--- Supplied records ---
Begin

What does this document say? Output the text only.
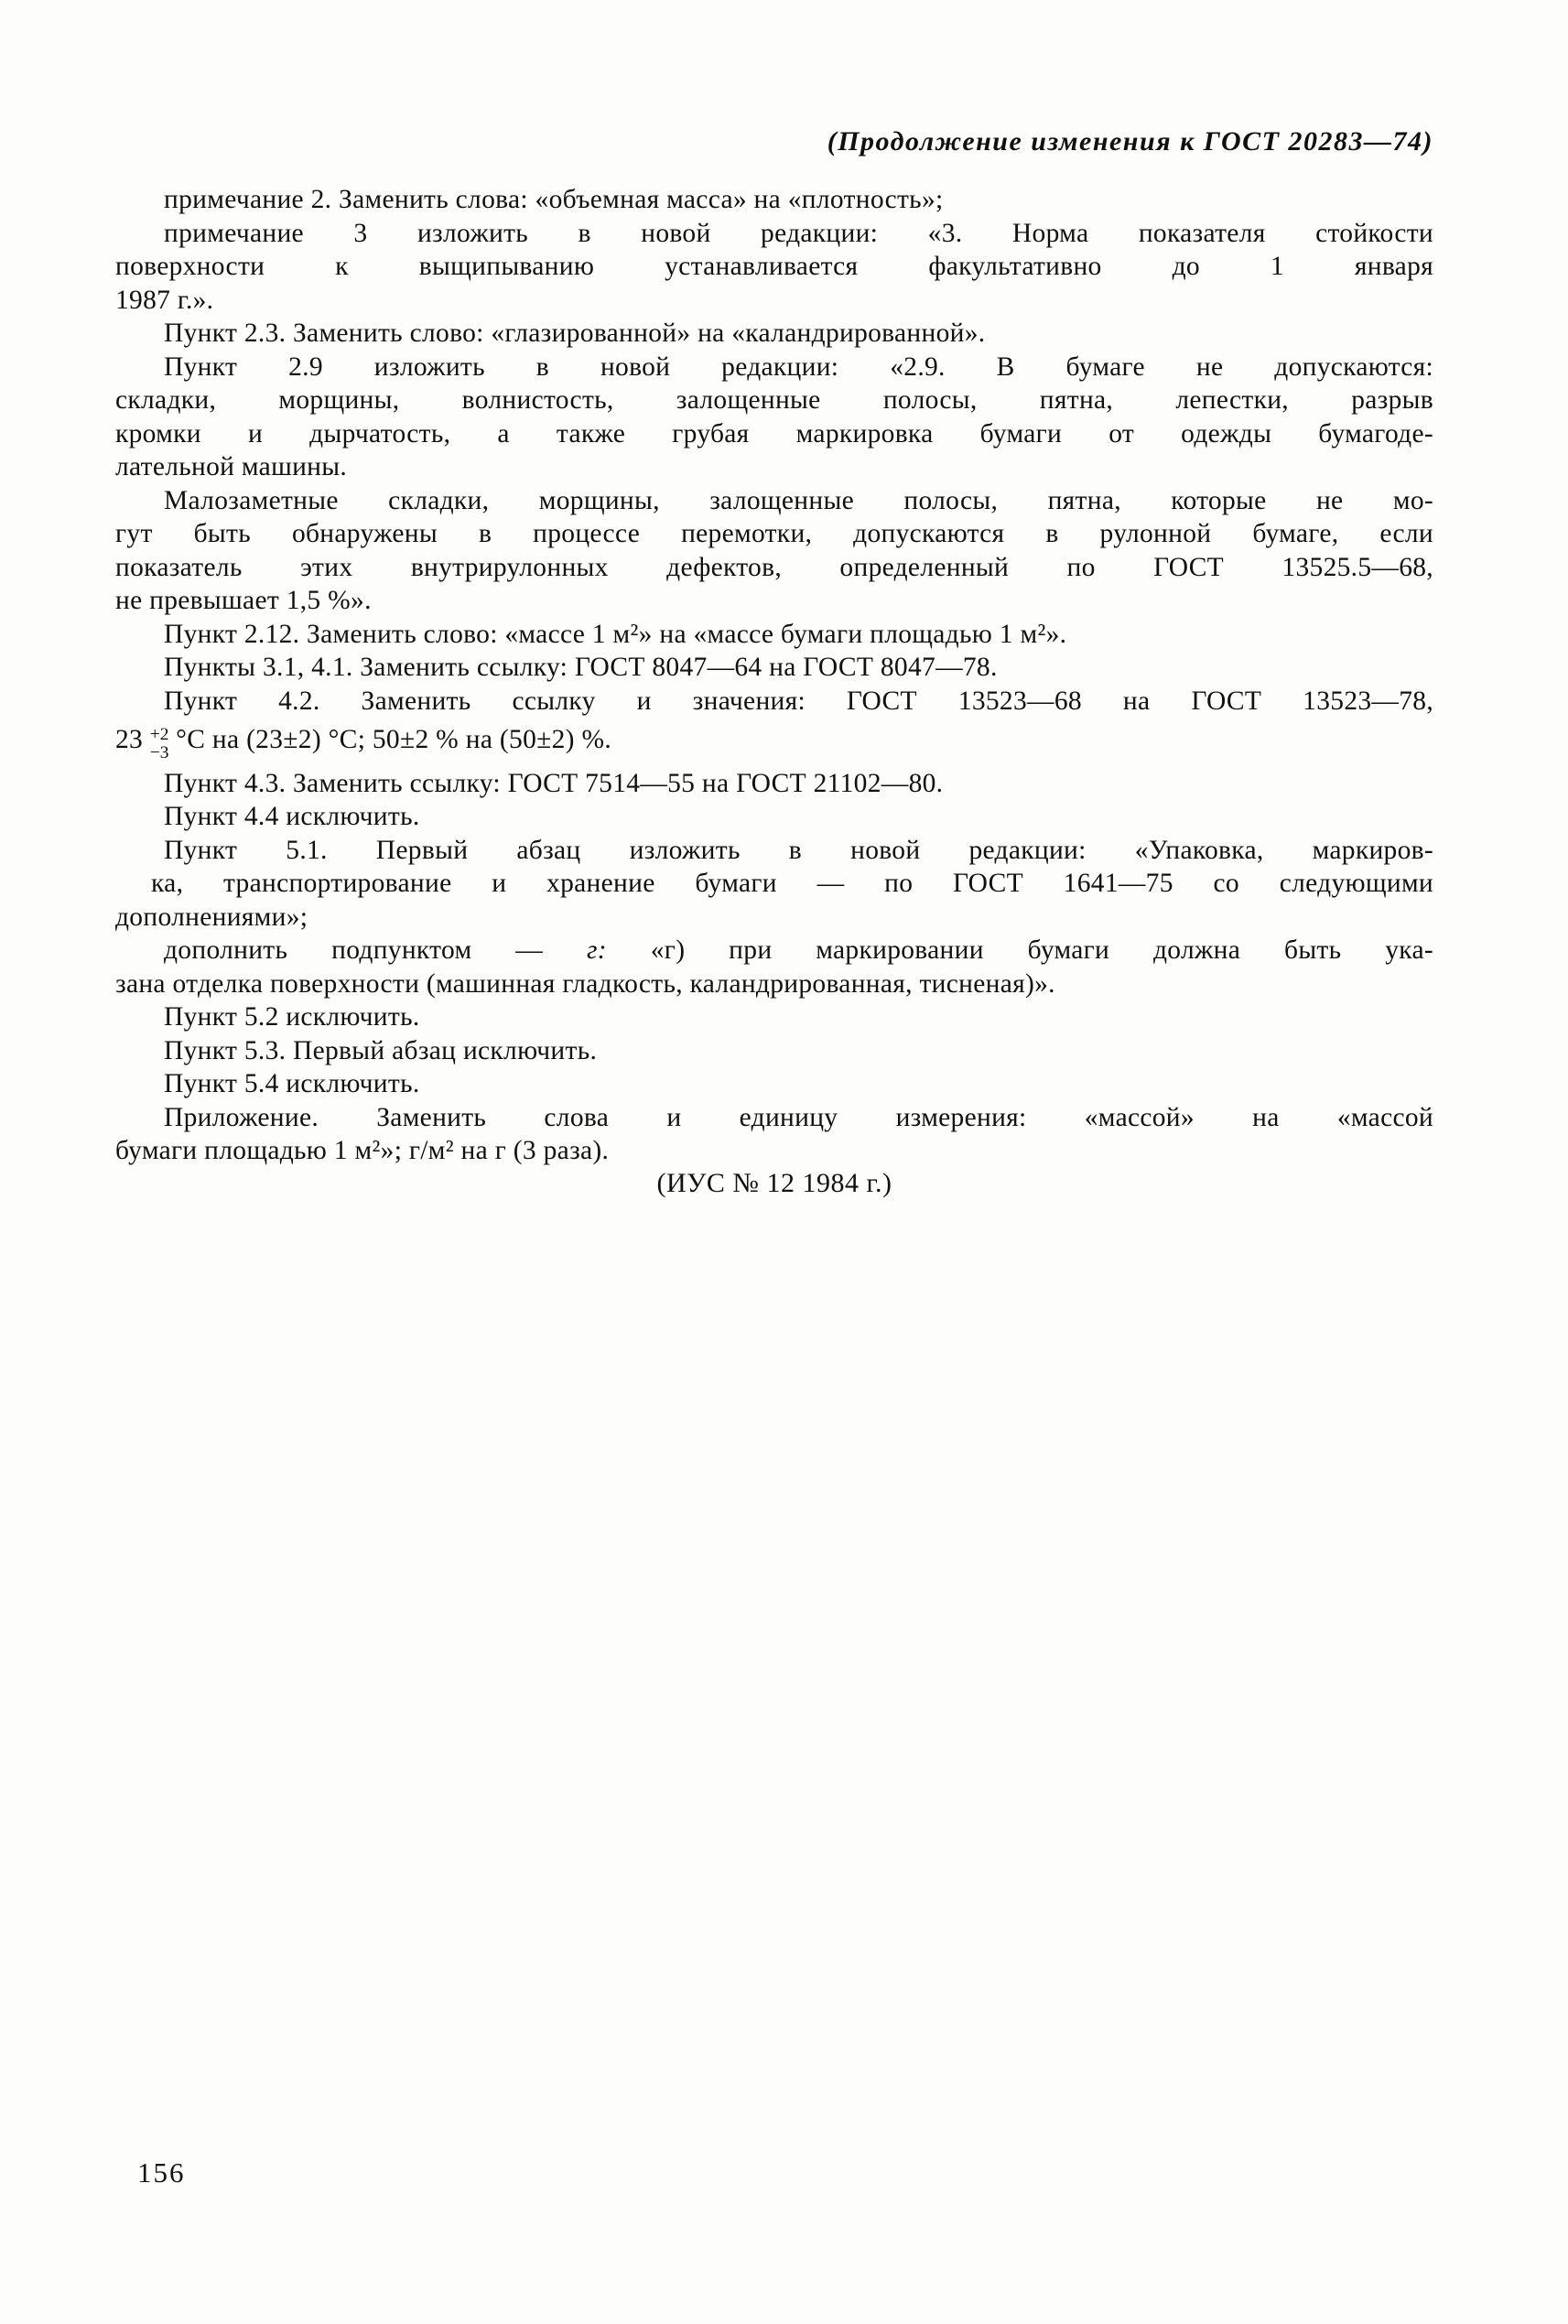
(Продолжение изменения к ГОСТ 20283—74)
примечание 2. Заменить слова: «объемная масса» на «плотность»;
примечание 3 изложить в новой редакции: «3. Норма показателя стойкости
поверхности к выщипыванию устанавливается факультативно до 1 января
1987 г.».
Пункт 2.3. Заменить слово: «глазированной» на «каландрированной».
Пункт 2.9 изложить в новой редакции: «2.9. В бумаге не допускаются:
складки, морщины, волнистость, залощенные полосы, пятна, лепестки, разрыв
кромки и дырчатость, а также грубая маркировка бумаги от одежды бумагоде-
лательной машины.
Малозаметные складки, морщины, залощенные полосы, пятна, которые не мо-
гут быть обнаружены в процессе перемотки, допускаются в рулонной бумаге, если
показатель этих внутрирулонных дефектов, определенный по ГОСТ 13525.5—68,
не превышает 1,5 %».
Пункт 2.12. Заменить слово: «массе 1 м²» на «массе бумаги площадью 1 м²».
Пункты 3.1, 4.1. Заменить ссылку: ГОСТ 8047—64 на ГОСТ 8047—78.
Пункт 4.2. Заменить ссылку и значения: ГОСТ 13523—68 на ГОСТ 13523—78,
23 +2
−3 °С на (23±2) °С; 50±2 % на (50±2) %.
Пункт 4.3. Заменить ссылку: ГОСТ 7514—55 на ГОСТ 21102—80.
Пункт 4.4 исключить.
Пункт 5.1. Первый абзац изложить в новой редакции: «Упаковка, маркиров-
ка, транспортирование и хранение бумаги — по ГОСТ 1641—75 со следующими
дополнениями»;
дополнить подпунктом — г: «г) при маркировании бумаги должна быть ука-
зана отделка поверхности (машинная гладкость, каландрированная, тисненая)».
Пункт 5.2 исключить.
Пункт 5.3. Первый абзац исключить.
Пункт 5.4 исключить.
Приложение. Заменить слова и единицу измерения: «массой» на «массой
бумаги площадью 1 м²»; г/м² на г (3 раза).
(ИУС № 12 1984 г.)
156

End

--- Work to be completed ---
Skip the pictures, then retype every line above exactly.

--- Result for this task ---
What does this document say? Output the text only.
(Продолжение изменения к ГОСТ 20283—74)
примечание 2. Заменить слова: «объемная масса» на «плотность»;
примечание 3 изложить в новой редакции: «3. Норма показателя стойкости
поверхности к выщипыванию устанавливается факультативно до 1 января
1987 г.».
Пункт 2.3. Заменить слово: «глазированной» на «каландрированной».
Пункт 2.9 изложить в новой редакции: «2.9. В бумаге не допускаются:
складки, морщины, волнистость, залощенные полосы, пятна, лепестки, разрыв
кромки и дырчатость, а также грубая маркировка бумаги от одежды бумагоде-
лательной машины.
Малозаметные складки, морщины, залощенные полосы, пятна, которые не мо-
гут быть обнаружены в процессе перемотки, допускаются в рулонной бумаге, если
показатель этих внутрирулонных дефектов, определенный по ГОСТ 13525.5—68,
не превышает 1,5 %».
Пункт 2.12. Заменить слово: «массе 1 м²» на «массе бумаги площадью 1 м²».
Пункты 3.1, 4.1. Заменить ссылку: ГОСТ 8047—64 на ГОСТ 8047—78.
Пункт 4.2. Заменить ссылку и значения: ГОСТ 13523—68 на ГОСТ 13523—78,
23 +2
−3 °С на (23±2) °С; 50±2 % на (50±2) %.
Пункт 4.3. Заменить ссылку: ГОСТ 7514—55 на ГОСТ 21102—80.
Пункт 4.4 исключить.
Пункт 5.1. Первый абзац изложить в новой редакции: «Упаковка, маркиров-
ка, транспортирование и хранение бумаги — по ГОСТ 1641—75 со следующими
дополнениями»;
дополнить подпунктом — г: «г) при маркировании бумаги должна быть ука-
зана отделка поверхности (машинная гладкость, каландрированная, тисненая)».
Пункт 5.2 исключить.
Пункт 5.3. Первый абзац исключить.
Пункт 5.4 исключить.
Приложение. Заменить слова и единицу измерения: «массой» на «массой
бумаги площадью 1 м²»; г/м² на г (3 раза).
(ИУС № 12 1984 г.)
156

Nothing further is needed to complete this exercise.